# [Written instruction]
Go through the data and copy every line exactly, but not the images.

# [Record set]
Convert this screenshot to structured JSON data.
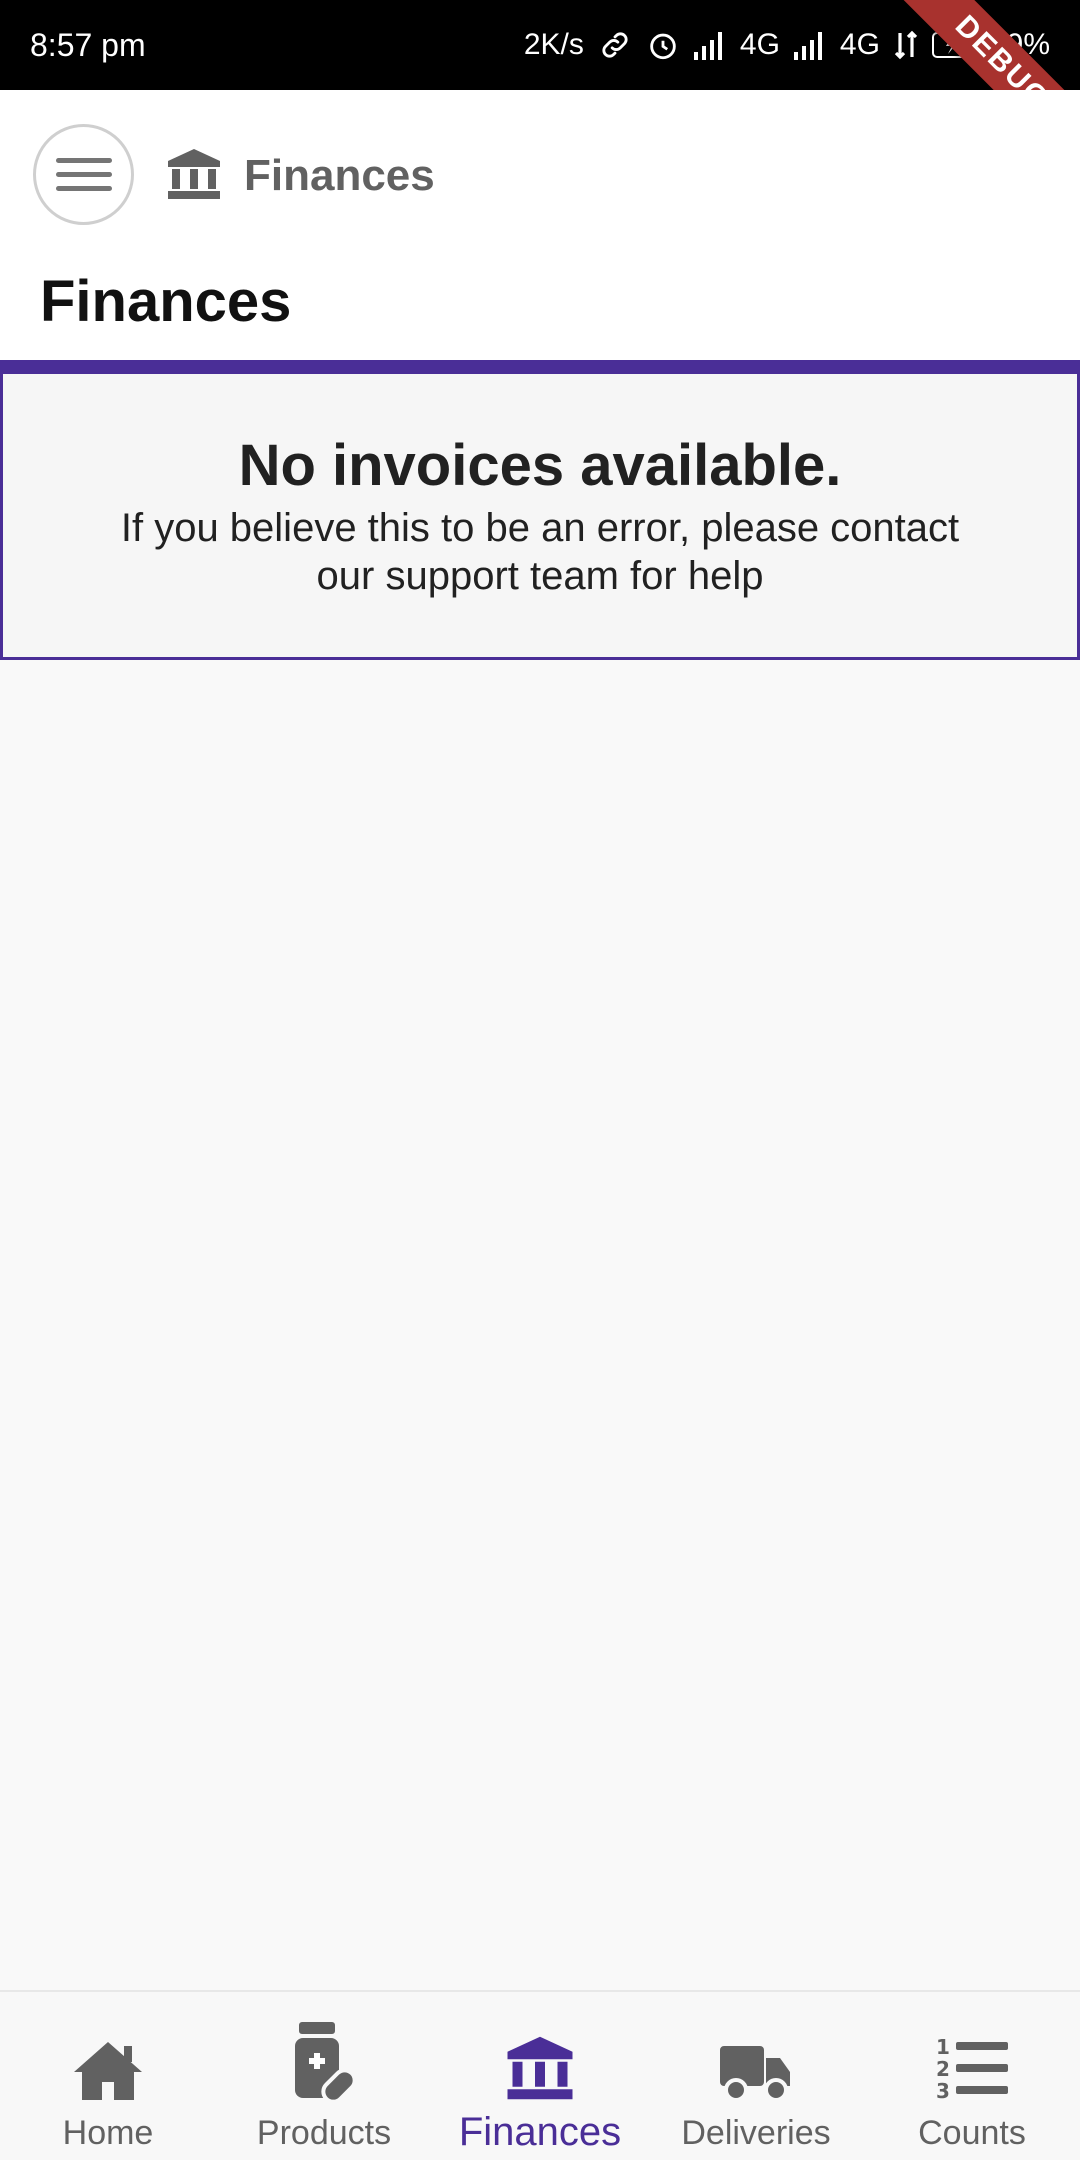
{
  "status_bar": {
    "time": "8:57 pm",
    "net_speed": "2K/s",
    "network1": "4G",
    "network2": "4G",
    "battery": "29%",
    "debug_label": "DEBUG"
  },
  "header": {
    "brand_label": "Finances",
    "page_title": "Finances"
  },
  "empty_state": {
    "title": "No invoices available.",
    "message": "If you believe this to be an error, please contact our support team for help"
  },
  "bottom_nav": {
    "items": [
      {
        "label": "Home",
        "icon": "home-icon"
      },
      {
        "label": "Products",
        "icon": "medicine-bottle-icon"
      },
      {
        "label": "Finances",
        "icon": "bank-icon"
      },
      {
        "label": "Deliveries",
        "icon": "truck-icon"
      },
      {
        "label": "Counts",
        "icon": "numbered-list-icon"
      }
    ],
    "active_index": 2
  },
  "colors": {
    "accent": "#4a2e97",
    "icon_gray": "#616161",
    "status_bar_bg": "#000000",
    "debug_ribbon": "#a8322e"
  }
}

# [Exercise solution]
Convert this screenshot to structured JSON data.
{
  "status_bar": {
    "time": "8:57 pm",
    "net_speed": "2K/s",
    "network1": "4G",
    "network2": "4G",
    "battery": "29%",
    "debug_label": "DEBUG"
  },
  "header": {
    "brand_label": "Finances",
    "page_title": "Finances"
  },
  "empty_state": {
    "title": "No invoices available.",
    "message": "If you believe this to be an error, please contact our support team for help"
  },
  "bottom_nav": {
    "items": [
      {
        "label": "Home",
        "icon": "home-icon"
      },
      {
        "label": "Products",
        "icon": "medicine-bottle-icon"
      },
      {
        "label": "Finances",
        "icon": "bank-icon"
      },
      {
        "label": "Deliveries",
        "icon": "truck-icon"
      },
      {
        "label": "Counts",
        "icon": "numbered-list-icon"
      }
    ],
    "active_index": 2
  },
  "colors": {
    "accent": "#4a2e97",
    "icon_gray": "#616161",
    "status_bar_bg": "#000000",
    "debug_ribbon": "#a8322e"
  }
}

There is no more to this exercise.